▶ [Exercise objective]
Continue the review of Splunk Enterprise Security below, starting right after its last sentence.

▶ [Passage to read]
********

Splunk FTW... when it's the right fit
June 22, 2022

Splunk FTW... when it's the right fit

Anonymous | TrustRadius Reviewer
Score 9 out of 10
Vetted Review

Overall Satisfaction with Splunk Enterprise Security (ES)

We implement ES for banks, government orgs, and enterprises globally. We have specialised in the banking domains and have customised many use cases for banking specific use cases in our projects.
  • Extending capabilities to 3rd-party integrations.
  • Customisation of use cases.
  • Bringing in custom log sources and integrating these into security use cases.
  • High performance, enterprise-grade, security analytics at high volumes.
  • ES on the cloud (SaaS) has too many limitations with platform administration.
  • Supported integrations are not always on par with enterprise support especially when dependent on 3rd-party proprietary APIs.
  • In later versions, unforeseen glitches seem to show up that have no resolution except version upgrade. This used to not be the case in prior versions which were very stable.
  • We have a 100% success rate on all our ES implementations due to the amazing documentation and Splunk enablement on the subject.
  • Our Splunk ES business has grown 100% YoY for the last 3 years.
  • In terms of long term management and maintenance, ES has been highly stable and predictable, reducing our overhead on costly services team for ad hoc maintenance work.
Overall scalability of Splunk ES is par excellence. We have implemented solutions in on-prem, cloud, and hybrid mode and have had success in all. There is plenty of room for improvement in the Splunk SaaS offering for ES and this needs to be addressed before things become difficult for Splunk SaaS customers. Migration from Splunk on-prem to Splunk SaaS is documented and straightforward, however there is a gap in documentation and SOP for migration from self-hosted cloud deployments to Splunk SaaS for ES.

********

▶ [Data under study]

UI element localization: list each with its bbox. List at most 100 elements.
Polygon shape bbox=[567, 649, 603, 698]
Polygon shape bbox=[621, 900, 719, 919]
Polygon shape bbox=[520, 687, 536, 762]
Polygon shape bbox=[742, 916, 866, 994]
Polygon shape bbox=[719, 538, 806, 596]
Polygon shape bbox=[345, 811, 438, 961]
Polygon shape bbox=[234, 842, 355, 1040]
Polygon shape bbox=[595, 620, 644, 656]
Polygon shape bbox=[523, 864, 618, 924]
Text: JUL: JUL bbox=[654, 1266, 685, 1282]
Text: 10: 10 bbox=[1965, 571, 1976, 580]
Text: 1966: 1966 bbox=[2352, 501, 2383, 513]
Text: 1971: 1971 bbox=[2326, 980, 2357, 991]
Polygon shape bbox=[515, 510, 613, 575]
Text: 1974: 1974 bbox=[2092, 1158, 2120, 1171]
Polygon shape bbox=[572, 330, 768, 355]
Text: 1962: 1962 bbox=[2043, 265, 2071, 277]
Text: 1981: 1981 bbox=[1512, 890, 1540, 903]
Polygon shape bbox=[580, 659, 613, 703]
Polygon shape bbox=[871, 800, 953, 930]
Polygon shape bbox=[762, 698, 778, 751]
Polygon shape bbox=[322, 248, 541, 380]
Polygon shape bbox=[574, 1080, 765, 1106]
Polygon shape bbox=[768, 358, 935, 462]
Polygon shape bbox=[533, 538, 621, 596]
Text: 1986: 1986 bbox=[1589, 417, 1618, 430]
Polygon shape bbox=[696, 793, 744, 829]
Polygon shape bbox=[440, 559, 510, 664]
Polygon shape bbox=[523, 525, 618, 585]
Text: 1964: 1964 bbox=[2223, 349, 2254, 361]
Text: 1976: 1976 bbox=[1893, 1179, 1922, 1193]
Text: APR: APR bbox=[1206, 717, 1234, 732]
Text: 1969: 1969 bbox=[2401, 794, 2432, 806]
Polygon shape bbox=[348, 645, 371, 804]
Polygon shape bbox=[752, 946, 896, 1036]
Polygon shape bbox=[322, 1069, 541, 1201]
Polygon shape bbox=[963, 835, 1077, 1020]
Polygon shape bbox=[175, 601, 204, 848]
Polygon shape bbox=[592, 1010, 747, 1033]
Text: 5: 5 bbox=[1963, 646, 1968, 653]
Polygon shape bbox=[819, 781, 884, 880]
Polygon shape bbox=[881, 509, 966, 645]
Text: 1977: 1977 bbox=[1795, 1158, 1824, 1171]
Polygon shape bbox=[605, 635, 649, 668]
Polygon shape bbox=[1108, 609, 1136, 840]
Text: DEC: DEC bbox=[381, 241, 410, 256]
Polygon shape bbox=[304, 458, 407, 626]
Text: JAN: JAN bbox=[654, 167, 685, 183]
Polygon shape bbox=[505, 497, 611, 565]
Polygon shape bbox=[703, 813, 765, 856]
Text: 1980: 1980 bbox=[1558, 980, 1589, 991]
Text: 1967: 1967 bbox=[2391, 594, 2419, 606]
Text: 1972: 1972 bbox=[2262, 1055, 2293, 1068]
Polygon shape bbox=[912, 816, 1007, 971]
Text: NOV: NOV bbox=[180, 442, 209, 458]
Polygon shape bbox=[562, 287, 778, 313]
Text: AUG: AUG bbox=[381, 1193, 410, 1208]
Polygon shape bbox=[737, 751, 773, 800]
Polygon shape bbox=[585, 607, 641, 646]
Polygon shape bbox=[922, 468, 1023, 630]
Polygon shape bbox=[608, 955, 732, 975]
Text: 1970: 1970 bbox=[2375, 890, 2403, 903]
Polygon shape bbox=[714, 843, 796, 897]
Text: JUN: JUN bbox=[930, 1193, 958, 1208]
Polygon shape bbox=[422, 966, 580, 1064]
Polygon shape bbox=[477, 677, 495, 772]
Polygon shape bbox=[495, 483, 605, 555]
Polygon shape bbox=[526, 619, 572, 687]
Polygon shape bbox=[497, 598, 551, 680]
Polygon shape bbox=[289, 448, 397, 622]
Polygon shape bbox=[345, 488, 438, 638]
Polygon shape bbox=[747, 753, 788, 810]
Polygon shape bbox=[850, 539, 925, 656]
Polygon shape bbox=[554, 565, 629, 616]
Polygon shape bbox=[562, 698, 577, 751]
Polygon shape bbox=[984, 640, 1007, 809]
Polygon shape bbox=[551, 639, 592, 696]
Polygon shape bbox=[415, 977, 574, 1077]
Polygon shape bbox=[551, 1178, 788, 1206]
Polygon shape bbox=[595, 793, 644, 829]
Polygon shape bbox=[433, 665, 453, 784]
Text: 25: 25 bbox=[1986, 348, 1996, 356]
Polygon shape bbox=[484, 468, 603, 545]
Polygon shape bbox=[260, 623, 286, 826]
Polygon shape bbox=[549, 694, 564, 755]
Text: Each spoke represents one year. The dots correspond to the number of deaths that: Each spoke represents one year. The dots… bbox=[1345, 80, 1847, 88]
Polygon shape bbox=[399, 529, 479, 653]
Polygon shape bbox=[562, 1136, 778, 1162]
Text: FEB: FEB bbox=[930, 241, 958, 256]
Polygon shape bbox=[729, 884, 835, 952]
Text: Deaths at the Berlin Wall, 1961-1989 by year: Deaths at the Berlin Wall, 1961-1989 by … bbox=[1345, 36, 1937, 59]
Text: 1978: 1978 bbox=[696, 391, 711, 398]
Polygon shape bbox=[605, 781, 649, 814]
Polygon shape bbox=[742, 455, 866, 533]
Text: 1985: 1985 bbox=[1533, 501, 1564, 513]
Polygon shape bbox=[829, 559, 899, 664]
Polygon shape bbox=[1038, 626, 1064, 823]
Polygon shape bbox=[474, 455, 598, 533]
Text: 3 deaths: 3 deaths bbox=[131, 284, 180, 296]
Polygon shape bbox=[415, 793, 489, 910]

********

▶ [Answer below]
Securonix does not nearly meet the scale, extensibility, and maturity that Splunk ES offers. However, when looking at the MSP architecture options, Securonix is a much more flexible platform for multi-tenanting. So, Splunk ES for captive SOC platforms and Securonix for MSP/multi-tenant platform is the go-to approach. QRadar is an excellent option for low-budget, standard SIEM use case customers. However, it cannot match up to the extensibility and customisation that Splunk ES provides especially for advanced use cases and non-standard data sources.

Do you think Splunk Enterprise Security (ES) delivers good value for the price?

Yes

Are you happy with Splunk Enterprise Security (ES)'s feature set?

Yes

Did Splunk Enterprise Security (ES) live up to sales and marketing promises?

Yes

Did implementation of Splunk Enterprise Security (ES) go as expected?

Yes

Would you buy Splunk Enterprise Security (ES) again?

Yes

  1. ES is best suited when the customer has matured out of the older standard SIEM requirement. It is not the most effective tool for a 1st time SIEM requirement (e.g. in organisations where any generic security use cases can be implemented just for compliance check box)
  2. In extremely complex, multi-site clustering, management of SH clustering for ES has come to light recently. Customers with mature DC-DR multi site requirements and processes need to set a good SOP for recovery. That said, this is still the best product at scale.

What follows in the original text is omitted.